### Set task
What follows is a set of records, each of which is to be written out exactly.

### Material provided
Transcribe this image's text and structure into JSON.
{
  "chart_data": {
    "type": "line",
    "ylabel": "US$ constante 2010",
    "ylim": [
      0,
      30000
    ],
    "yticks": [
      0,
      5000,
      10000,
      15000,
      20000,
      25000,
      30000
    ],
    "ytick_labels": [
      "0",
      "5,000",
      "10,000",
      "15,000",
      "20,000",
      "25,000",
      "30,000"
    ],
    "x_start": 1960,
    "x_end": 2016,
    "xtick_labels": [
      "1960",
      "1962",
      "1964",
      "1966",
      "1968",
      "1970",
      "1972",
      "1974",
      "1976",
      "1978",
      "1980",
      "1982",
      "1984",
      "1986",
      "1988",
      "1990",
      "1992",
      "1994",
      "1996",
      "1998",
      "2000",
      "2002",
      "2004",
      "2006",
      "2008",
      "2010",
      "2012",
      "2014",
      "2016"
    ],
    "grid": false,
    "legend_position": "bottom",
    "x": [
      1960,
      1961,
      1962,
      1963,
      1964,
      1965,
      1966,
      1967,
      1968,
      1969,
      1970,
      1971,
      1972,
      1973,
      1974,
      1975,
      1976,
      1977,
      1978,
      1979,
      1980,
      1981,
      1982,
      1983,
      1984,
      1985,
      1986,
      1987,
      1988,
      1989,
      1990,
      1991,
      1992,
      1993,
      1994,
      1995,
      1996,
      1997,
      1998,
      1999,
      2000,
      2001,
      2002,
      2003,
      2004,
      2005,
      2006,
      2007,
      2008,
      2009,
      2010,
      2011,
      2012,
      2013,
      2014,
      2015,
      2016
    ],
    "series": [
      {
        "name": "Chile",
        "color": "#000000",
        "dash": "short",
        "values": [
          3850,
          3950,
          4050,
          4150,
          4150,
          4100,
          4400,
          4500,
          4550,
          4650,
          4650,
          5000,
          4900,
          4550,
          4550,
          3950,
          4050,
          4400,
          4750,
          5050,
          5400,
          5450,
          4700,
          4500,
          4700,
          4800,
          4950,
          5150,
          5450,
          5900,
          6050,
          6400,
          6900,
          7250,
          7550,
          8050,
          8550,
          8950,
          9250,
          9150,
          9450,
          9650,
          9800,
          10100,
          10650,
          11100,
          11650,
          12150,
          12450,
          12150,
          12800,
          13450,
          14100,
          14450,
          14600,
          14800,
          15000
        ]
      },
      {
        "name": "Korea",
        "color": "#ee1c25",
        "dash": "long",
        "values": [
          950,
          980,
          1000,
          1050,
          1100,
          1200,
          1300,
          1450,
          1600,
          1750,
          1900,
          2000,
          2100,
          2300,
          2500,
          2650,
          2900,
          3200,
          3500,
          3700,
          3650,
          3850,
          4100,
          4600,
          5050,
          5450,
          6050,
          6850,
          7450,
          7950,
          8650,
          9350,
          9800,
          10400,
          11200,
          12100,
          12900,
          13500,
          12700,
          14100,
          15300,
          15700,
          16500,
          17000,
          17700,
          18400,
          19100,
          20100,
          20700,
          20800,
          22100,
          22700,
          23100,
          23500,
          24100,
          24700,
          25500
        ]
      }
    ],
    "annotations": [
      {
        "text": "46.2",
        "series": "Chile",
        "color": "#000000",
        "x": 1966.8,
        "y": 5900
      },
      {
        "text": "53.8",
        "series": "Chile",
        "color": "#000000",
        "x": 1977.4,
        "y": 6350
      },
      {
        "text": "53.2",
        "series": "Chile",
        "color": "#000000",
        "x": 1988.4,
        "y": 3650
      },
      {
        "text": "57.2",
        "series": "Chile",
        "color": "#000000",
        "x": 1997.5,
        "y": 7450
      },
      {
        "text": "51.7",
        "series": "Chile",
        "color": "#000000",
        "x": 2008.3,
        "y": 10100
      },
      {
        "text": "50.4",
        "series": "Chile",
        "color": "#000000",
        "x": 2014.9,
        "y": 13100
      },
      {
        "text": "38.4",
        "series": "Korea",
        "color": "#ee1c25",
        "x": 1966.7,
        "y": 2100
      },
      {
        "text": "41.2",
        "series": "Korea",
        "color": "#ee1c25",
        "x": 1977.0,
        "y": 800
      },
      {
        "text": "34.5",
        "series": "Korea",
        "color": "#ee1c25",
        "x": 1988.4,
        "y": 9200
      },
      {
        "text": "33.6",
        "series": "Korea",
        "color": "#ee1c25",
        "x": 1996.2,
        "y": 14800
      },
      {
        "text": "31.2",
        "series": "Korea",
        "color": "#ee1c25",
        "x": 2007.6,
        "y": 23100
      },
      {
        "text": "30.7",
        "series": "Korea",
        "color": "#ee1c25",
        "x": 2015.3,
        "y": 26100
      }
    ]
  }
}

### Reply
Transcribe this image's text and structure into JSON.
{
  "chart_data": {
    "type": "line",
    "ylabel": "US$ constante 2010",
    "ylim": [
      0,
      30000
    ],
    "yticks": [
      0,
      5000,
      10000,
      15000,
      20000,
      25000,
      30000
    ],
    "ytick_labels": [
      "0",
      "5,000",
      "10,000",
      "15,000",
      "20,000",
      "25,000",
      "30,000"
    ],
    "x_start": 1960,
    "x_end": 2016,
    "xtick_labels": [
      "1960",
      "1962",
      "1964",
      "1966",
      "1968",
      "1970",
      "1972",
      "1974",
      "1976",
      "1978",
      "1980",
      "1982",
      "1984",
      "1986",
      "1988",
      "1990",
      "1992",
      "1994",
      "1996",
      "1998",
      "2000",
      "2002",
      "2004",
      "2006",
      "2008",
      "2010",
      "2012",
      "2014",
      "2016"
    ],
    "grid": false,
    "legend_position": "bottom",
    "x": [
      1960,
      1961,
      1962,
      1963,
      1964,
      1965,
      1966,
      1967,
      1968,
      1969,
      1970,
      1971,
      1972,
      1973,
      1974,
      1975,
      1976,
      1977,
      1978,
      1979,
      1980,
      1981,
      1982,
      1983,
      1984,
      1985,
      1986,
      1987,
      1988,
      1989,
      1990,
      1991,
      1992,
      1993,
      1994,
      1995,
      1996,
      1997,
      1998,
      1999,
      2000,
      2001,
      2002,
      2003,
      2004,
      2005,
      2006,
      2007,
      2008,
      2009,
      2010,
      2011,
      2012,
      2013,
      2014,
      2015,
      2016
    ],
    "series": [
      {
        "name": "Chile",
        "color": "#000000",
        "dash": "short",
        "values": [
          3850,
          3950,
          4050,
          4150,
          4150,
          4100,
          4400,
          4500,
          4550,
          4650,
          4650,
          5000,
          4900,
          4550,
          4550,
          3950,
          4050,
          4400,
          4750,
          5050,
          5400,
          5450,
          4700,
          4500,
          4700,
          4800,
          4950,
          5150,
          5450,
          5900,
          6050,
          6400,
          6900,
          7250,
          7550,
          8050,
          8550,
          8950,
          9250,
          9150,
          9450,
          9650,
          9800,
          10100,
          10650,
          11100,
          11650,
          12150,
          12450,
          12150,
          12800,
          13450,
          14100,
          14450,
          14600,
          14800,
          15000
        ]
      },
      {
        "name": "Korea",
        "color": "#ee1c25",
        "dash": "long",
        "values": [
          950,
          980,
          1000,
          1050,
          1100,
          1200,
          1300,
          1450,
          1600,
          1750,
          1900,
          2000,
          2100,
          2300,
          2500,
          2650,
          2900,
          3200,
          3500,
          3700,
          3650,
          3850,
          4100,
          4600,
          5050,
          5450,
          6050,
          6850,
          7450,
          7950,
          8650,
          9350,
          9800,
          10400,
          11200,
          12100,
          12900,
          13500,
          12700,
          14100,
          15300,
          15700,
          16500,
          17000,
          17700,
          18400,
          19100,
          20100,
          20700,
          20800,
          22100,
          22700,
          23100,
          23500,
          24100,
          24700,
          25500
        ]
      }
    ],
    "annotations": [
      {
        "text": "46.2",
        "series": "Chile",
        "color": "#000000",
        "x": 1966.8,
        "y": 5900
      },
      {
        "text": "53.8",
        "series": "Chile",
        "color": "#000000",
        "x": 1977.4,
        "y": 6350
      },
      {
        "text": "53.2",
        "series": "Chile",
        "color": "#000000",
        "x": 1988.4,
        "y": 3650
      },
      {
        "text": "57.2",
        "series": "Chile",
        "color": "#000000",
        "x": 1997.5,
        "y": 7450
      },
      {
        "text": "51.7",
        "series": "Chile",
        "color": "#000000",
        "x": 2008.3,
        "y": 10100
      },
      {
        "text": "50.4",
        "series": "Chile",
        "color": "#000000",
        "x": 2014.9,
        "y": 13100
      },
      {
        "text": "38.4",
        "series": "Korea",
        "color": "#ee1c25",
        "x": 1966.7,
        "y": 2100
      },
      {
        "text": "41.2",
        "series": "Korea",
        "color": "#ee1c25",
        "x": 1977.0,
        "y": 800
      },
      {
        "text": "34.5",
        "series": "Korea",
        "color": "#ee1c25",
        "x": 1988.4,
        "y": 9200
      },
      {
        "text": "33.6",
        "series": "Korea",
        "color": "#ee1c25",
        "x": 1996.2,
        "y": 14800
      },
      {
        "text": "31.2",
        "series": "Korea",
        "color": "#ee1c25",
        "x": 2007.6,
        "y": 23100
      },
      {
        "text": "30.7",
        "series": "Korea",
        "color": "#ee1c25",
        "x": 2015.3,
        "y": 26100
      }
    ]
  }
}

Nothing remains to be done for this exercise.